-- BEGIN --
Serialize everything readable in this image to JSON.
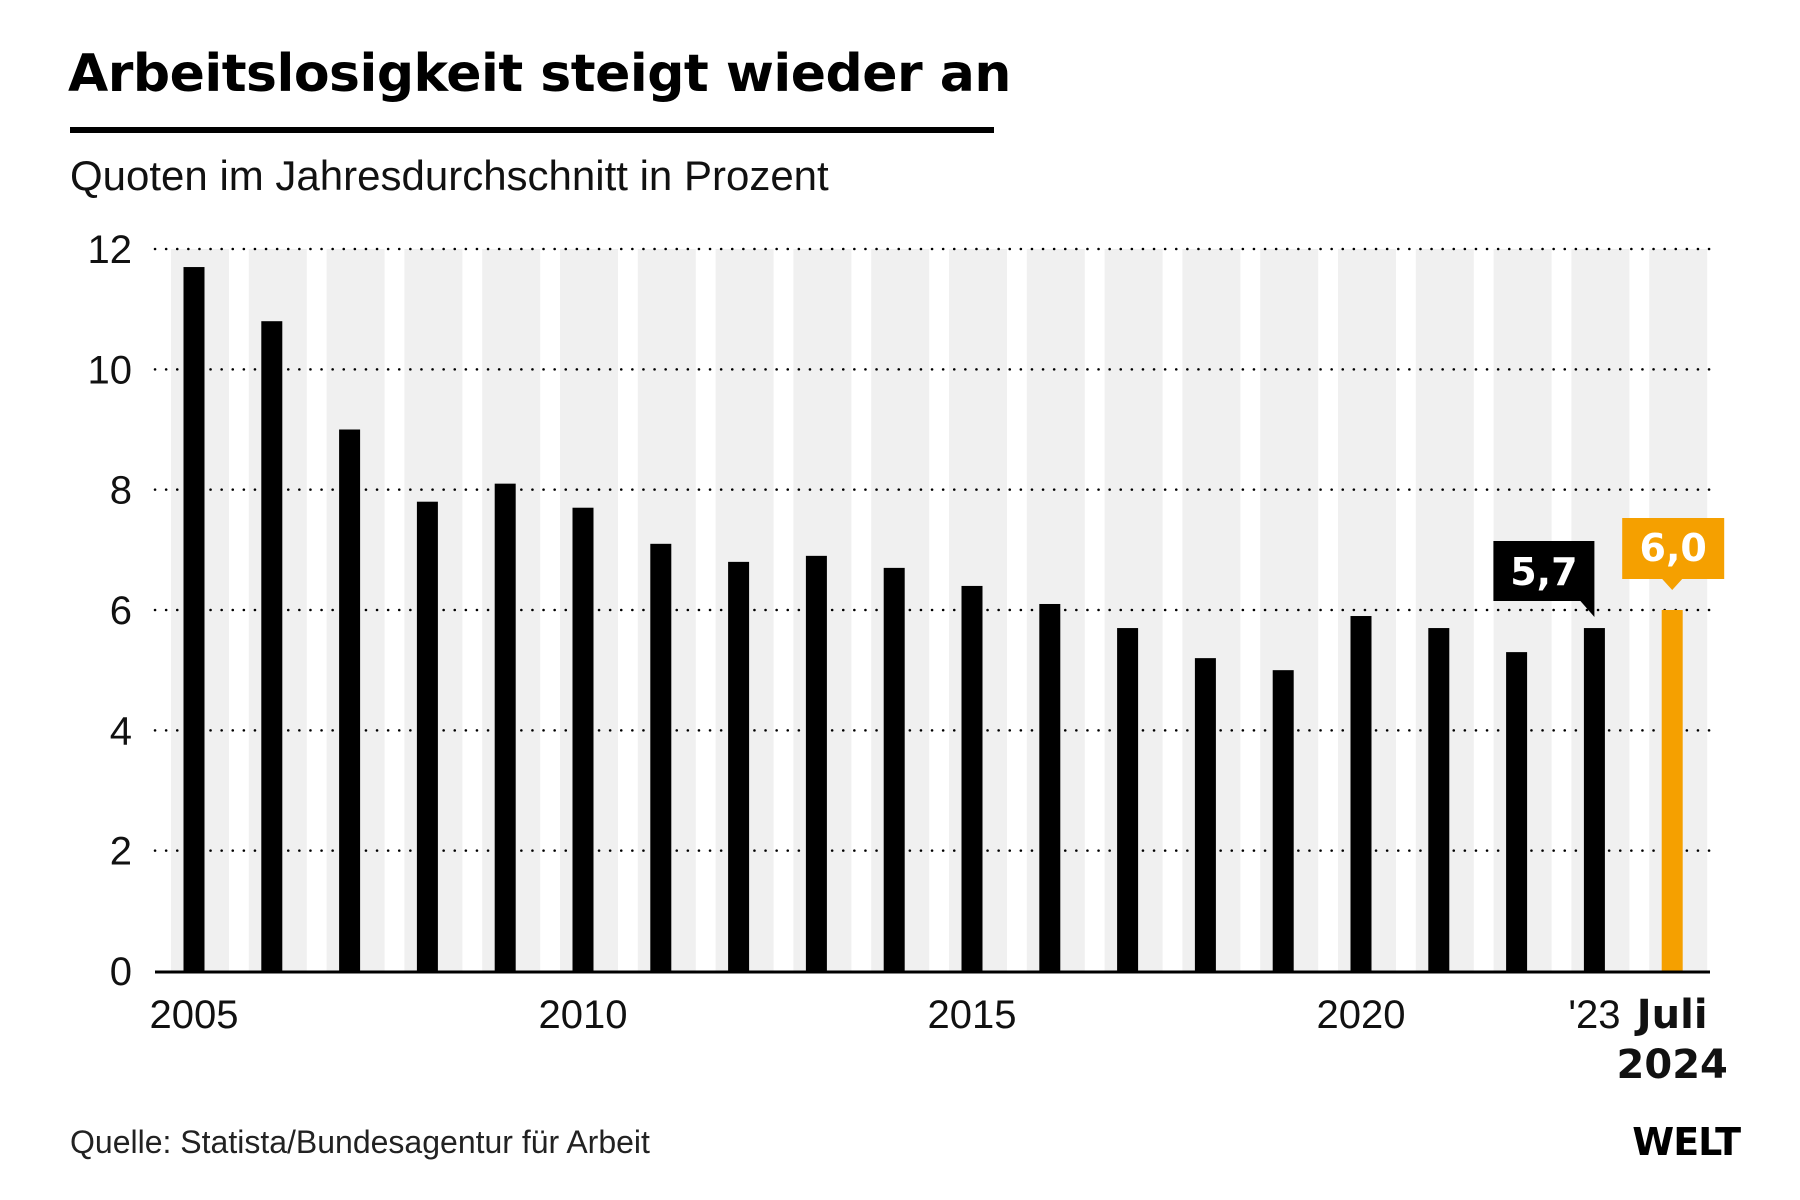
{
  "header": {
    "title": "Arbeitslosigkeit steigt wieder an",
    "subtitle": "Quoten im Jahresdurchschnitt in Prozent"
  },
  "footer": {
    "source": "Quelle: Statista/Bundesagentur für Arbeit",
    "logo": "WELT"
  },
  "colors": {
    "bar": "#000000",
    "highlight": "#f5a000",
    "stripe": "#f0f0f0",
    "grid": "#000000"
  },
  "chart_data": {
    "type": "bar",
    "title": "Arbeitslosigkeit steigt wieder an",
    "subtitle": "Quoten im Jahresdurchschnitt in Prozent",
    "xlabel": "",
    "ylabel": "",
    "ylim": [
      0,
      12
    ],
    "yticks": [
      0,
      2,
      4,
      6,
      8,
      10,
      12
    ],
    "ytick_labels": [
      "0",
      "2",
      "4",
      "6",
      "8",
      "10",
      "12"
    ],
    "grid": true,
    "categories": [
      "2005",
      "2006",
      "2007",
      "2008",
      "2009",
      "2010",
      "2011",
      "2012",
      "2013",
      "2014",
      "2015",
      "2016",
      "2017",
      "2018",
      "2019",
      "2020",
      "2021",
      "2022",
      "2023",
      "Juli 2024"
    ],
    "values": [
      11.7,
      10.8,
      9.0,
      7.8,
      8.1,
      7.7,
      7.1,
      6.8,
      6.9,
      6.7,
      6.4,
      6.1,
      5.7,
      5.2,
      5.0,
      5.9,
      5.7,
      5.3,
      5.7,
      6.0
    ],
    "highlight_index": 19,
    "xtick_labels": [
      {
        "index": 0,
        "label": "2005",
        "bold": false
      },
      {
        "index": 5,
        "label": "2010",
        "bold": false
      },
      {
        "index": 10,
        "label": "2015",
        "bold": false
      },
      {
        "index": 15,
        "label": "2020",
        "bold": false
      },
      {
        "index": 18,
        "label": "'23",
        "bold": false
      },
      {
        "index": 19,
        "label": "Juli",
        "label2": "2024",
        "bold": true
      }
    ],
    "annotations": [
      {
        "index": 18,
        "text": "5,7",
        "style": "black-callout"
      },
      {
        "index": 19,
        "text": "6,0",
        "style": "orange-callout"
      }
    ]
  }
}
-- END --
** PROBLEM DESCRIPTION **
Repeat the material exactly as it reads, without any of its pictures.

** THE RESULT **
Serialize everything readable in this image to JSON.
{
  "header": {
    "title": "Arbeitslosigkeit steigt wieder an",
    "subtitle": "Quoten im Jahresdurchschnitt in Prozent"
  },
  "footer": {
    "source": "Quelle: Statista/Bundesagentur für Arbeit",
    "logo": "WELT"
  },
  "colors": {
    "bar": "#000000",
    "highlight": "#f5a000",
    "stripe": "#f0f0f0",
    "grid": "#000000"
  },
  "chart_data": {
    "type": "bar",
    "title": "Arbeitslosigkeit steigt wieder an",
    "subtitle": "Quoten im Jahresdurchschnitt in Prozent",
    "xlabel": "",
    "ylabel": "",
    "ylim": [
      0,
      12
    ],
    "yticks": [
      0,
      2,
      4,
      6,
      8,
      10,
      12
    ],
    "ytick_labels": [
      "0",
      "2",
      "4",
      "6",
      "8",
      "10",
      "12"
    ],
    "grid": true,
    "categories": [
      "2005",
      "2006",
      "2007",
      "2008",
      "2009",
      "2010",
      "2011",
      "2012",
      "2013",
      "2014",
      "2015",
      "2016",
      "2017",
      "2018",
      "2019",
      "2020",
      "2021",
      "2022",
      "2023",
      "Juli 2024"
    ],
    "values": [
      11.7,
      10.8,
      9.0,
      7.8,
      8.1,
      7.7,
      7.1,
      6.8,
      6.9,
      6.7,
      6.4,
      6.1,
      5.7,
      5.2,
      5.0,
      5.9,
      5.7,
      5.3,
      5.7,
      6.0
    ],
    "highlight_index": 19,
    "xtick_labels": [
      {
        "index": 0,
        "label": "2005",
        "bold": false
      },
      {
        "index": 5,
        "label": "2010",
        "bold": false
      },
      {
        "index": 10,
        "label": "2015",
        "bold": false
      },
      {
        "index": 15,
        "label": "2020",
        "bold": false
      },
      {
        "index": 18,
        "label": "'23",
        "bold": false
      },
      {
        "index": 19,
        "label": "Juli",
        "label2": "2024",
        "bold": true
      }
    ],
    "annotations": [
      {
        "index": 18,
        "text": "5,7",
        "style": "black-callout"
      },
      {
        "index": 19,
        "text": "6,0",
        "style": "orange-callout"
      }
    ]
  }
}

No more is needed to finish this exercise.